→ **Aim**:
Which lines hold the word "title"? Copy each of them.

[START OF Material shown]

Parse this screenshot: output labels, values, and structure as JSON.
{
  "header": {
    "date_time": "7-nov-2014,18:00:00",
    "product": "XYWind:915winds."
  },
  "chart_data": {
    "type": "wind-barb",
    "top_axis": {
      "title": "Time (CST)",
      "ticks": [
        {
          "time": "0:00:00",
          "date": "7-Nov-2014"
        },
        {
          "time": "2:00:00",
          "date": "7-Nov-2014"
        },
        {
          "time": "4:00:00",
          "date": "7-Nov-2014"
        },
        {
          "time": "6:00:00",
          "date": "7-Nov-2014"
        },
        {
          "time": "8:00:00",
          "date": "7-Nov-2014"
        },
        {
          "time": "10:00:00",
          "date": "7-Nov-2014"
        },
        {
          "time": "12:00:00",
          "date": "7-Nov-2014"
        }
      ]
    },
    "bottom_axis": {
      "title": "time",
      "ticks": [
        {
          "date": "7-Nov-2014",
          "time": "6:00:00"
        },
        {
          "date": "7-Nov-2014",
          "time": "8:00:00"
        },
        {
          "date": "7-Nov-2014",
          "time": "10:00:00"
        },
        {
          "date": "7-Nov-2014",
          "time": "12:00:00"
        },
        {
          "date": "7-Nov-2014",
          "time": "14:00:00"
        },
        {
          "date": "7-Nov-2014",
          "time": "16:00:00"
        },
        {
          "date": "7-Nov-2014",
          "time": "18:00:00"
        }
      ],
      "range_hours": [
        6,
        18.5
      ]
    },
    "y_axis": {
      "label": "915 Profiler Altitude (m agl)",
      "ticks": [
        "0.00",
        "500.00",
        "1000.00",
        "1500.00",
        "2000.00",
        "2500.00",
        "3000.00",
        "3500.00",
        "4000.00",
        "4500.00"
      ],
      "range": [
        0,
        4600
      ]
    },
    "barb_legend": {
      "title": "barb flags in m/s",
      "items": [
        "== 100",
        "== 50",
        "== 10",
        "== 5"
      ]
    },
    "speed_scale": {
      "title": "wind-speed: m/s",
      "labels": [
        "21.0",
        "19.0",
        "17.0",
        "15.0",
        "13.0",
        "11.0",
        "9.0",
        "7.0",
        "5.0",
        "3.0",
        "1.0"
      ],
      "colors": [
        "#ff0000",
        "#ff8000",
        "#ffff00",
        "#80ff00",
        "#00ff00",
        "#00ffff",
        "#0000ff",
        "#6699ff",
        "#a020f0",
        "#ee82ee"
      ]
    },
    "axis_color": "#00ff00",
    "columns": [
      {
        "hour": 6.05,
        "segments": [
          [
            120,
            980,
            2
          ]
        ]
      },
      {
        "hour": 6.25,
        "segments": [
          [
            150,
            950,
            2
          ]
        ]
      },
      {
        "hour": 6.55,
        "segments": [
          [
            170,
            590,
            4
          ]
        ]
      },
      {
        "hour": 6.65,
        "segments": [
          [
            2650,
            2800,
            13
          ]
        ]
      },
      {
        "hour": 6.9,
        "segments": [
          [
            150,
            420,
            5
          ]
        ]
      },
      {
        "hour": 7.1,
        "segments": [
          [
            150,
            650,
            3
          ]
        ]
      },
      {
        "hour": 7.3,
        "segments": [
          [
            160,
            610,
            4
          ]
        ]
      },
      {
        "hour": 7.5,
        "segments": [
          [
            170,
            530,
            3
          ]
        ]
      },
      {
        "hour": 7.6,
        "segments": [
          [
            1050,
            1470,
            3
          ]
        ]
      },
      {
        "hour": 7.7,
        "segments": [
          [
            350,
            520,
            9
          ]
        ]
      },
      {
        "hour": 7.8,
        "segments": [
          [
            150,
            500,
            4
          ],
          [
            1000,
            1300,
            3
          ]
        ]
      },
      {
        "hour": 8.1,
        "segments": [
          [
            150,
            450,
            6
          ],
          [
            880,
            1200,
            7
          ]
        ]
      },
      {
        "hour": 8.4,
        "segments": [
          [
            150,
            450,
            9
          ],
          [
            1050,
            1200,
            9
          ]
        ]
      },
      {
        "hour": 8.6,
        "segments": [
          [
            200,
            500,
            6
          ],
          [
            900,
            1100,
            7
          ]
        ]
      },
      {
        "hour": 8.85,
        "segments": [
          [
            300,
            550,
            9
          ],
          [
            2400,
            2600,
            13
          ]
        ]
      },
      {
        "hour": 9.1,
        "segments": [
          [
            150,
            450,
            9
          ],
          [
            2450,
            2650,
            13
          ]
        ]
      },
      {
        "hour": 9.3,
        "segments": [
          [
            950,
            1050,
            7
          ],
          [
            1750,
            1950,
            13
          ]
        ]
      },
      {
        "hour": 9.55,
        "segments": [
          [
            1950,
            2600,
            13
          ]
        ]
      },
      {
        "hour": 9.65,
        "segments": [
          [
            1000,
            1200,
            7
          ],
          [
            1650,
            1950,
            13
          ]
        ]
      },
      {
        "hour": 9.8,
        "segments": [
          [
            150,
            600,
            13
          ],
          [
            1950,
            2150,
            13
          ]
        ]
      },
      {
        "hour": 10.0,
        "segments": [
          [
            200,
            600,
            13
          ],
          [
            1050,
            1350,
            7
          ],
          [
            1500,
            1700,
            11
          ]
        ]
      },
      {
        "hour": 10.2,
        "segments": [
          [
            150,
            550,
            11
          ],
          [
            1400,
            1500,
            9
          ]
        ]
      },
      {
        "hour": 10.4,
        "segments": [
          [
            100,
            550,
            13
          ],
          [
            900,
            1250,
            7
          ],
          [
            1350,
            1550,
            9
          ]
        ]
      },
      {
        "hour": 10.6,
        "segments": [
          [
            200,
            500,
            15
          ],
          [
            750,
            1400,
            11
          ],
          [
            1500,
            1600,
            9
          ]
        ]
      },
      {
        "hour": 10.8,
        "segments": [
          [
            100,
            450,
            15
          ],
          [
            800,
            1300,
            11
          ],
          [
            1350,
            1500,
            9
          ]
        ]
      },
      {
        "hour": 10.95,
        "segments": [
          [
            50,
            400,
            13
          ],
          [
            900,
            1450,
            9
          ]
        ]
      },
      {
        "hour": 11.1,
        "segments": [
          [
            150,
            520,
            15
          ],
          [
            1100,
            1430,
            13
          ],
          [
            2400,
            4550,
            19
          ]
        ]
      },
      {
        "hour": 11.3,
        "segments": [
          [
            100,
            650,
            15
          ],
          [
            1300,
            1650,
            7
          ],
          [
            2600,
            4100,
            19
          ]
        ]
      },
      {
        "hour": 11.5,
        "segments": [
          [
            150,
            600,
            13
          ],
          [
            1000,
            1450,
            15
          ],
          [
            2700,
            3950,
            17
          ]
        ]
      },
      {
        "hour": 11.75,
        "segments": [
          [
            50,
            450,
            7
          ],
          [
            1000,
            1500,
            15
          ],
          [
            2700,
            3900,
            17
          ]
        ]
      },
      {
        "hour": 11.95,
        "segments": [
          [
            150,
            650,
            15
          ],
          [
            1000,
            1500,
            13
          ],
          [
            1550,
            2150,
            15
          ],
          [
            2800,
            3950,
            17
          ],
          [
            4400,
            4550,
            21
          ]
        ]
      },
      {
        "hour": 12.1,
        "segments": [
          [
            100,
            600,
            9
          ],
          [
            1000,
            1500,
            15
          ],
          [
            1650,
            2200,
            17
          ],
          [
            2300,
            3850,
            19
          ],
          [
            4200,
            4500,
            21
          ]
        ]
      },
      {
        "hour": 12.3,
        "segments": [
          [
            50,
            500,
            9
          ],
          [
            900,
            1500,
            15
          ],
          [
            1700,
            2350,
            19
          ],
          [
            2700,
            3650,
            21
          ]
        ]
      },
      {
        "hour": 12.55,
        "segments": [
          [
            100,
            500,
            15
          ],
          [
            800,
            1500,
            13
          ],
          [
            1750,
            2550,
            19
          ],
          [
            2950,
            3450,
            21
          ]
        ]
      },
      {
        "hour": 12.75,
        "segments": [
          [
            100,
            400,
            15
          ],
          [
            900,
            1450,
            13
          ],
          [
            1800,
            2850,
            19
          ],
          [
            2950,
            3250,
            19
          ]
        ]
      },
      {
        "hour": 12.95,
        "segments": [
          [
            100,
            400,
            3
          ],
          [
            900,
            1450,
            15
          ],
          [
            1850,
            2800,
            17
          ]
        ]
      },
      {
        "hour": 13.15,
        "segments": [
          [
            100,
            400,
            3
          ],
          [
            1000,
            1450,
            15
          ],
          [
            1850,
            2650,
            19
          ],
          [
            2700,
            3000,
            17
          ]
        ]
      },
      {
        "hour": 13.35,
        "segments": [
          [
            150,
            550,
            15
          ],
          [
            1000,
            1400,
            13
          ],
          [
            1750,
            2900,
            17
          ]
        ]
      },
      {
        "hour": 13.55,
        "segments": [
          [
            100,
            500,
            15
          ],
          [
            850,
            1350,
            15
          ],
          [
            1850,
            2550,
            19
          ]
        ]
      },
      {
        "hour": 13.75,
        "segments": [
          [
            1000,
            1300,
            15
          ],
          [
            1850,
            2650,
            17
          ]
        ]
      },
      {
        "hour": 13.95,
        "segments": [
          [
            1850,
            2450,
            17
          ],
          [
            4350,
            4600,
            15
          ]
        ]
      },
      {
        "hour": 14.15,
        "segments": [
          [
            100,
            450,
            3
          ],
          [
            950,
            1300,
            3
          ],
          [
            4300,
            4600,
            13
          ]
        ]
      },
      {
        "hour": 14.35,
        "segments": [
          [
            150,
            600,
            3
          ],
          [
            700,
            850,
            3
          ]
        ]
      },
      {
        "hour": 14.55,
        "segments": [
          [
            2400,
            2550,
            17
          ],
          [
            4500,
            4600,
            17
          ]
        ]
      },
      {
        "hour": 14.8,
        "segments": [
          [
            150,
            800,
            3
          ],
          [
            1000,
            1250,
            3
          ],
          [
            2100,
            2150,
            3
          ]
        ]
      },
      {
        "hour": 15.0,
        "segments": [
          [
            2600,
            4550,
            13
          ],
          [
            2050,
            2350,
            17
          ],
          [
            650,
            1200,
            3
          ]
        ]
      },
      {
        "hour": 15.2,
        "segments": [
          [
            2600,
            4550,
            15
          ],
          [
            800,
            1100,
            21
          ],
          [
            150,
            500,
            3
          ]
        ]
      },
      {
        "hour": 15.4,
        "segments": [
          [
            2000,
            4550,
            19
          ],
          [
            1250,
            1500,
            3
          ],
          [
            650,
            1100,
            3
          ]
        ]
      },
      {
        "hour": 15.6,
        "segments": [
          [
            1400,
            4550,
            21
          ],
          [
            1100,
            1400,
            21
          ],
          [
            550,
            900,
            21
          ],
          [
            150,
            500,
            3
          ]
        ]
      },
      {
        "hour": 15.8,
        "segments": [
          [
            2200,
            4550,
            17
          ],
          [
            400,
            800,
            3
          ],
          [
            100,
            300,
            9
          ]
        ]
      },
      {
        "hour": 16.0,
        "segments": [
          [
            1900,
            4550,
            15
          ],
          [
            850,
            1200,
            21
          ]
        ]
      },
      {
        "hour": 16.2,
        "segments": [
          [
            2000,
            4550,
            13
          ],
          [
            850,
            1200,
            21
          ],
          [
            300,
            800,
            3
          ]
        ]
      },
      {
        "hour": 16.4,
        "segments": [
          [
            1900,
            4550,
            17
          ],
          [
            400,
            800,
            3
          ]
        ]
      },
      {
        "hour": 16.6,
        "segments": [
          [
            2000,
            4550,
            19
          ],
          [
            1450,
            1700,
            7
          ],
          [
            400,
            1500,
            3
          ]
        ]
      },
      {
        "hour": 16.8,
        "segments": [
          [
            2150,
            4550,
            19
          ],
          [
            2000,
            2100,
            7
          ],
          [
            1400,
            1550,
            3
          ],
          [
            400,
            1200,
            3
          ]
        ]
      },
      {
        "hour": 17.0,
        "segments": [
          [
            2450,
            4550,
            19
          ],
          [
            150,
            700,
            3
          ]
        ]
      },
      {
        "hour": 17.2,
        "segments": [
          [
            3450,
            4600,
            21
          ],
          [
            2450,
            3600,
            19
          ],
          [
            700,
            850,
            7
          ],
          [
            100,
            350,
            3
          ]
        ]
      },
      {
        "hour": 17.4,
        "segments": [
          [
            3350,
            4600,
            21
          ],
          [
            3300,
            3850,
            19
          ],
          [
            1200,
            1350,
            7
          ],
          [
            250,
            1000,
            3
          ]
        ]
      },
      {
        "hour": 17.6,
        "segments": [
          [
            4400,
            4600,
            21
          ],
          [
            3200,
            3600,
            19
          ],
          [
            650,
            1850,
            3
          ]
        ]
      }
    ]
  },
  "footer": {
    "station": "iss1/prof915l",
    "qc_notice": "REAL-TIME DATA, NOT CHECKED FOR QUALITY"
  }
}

[END OF Material shown]

→ **Result for this exercise**:
      "title": "Time (CST)",
      "title": "time",
      "title": "barb flags in m/s",
      "title": "wind-speed: m/s",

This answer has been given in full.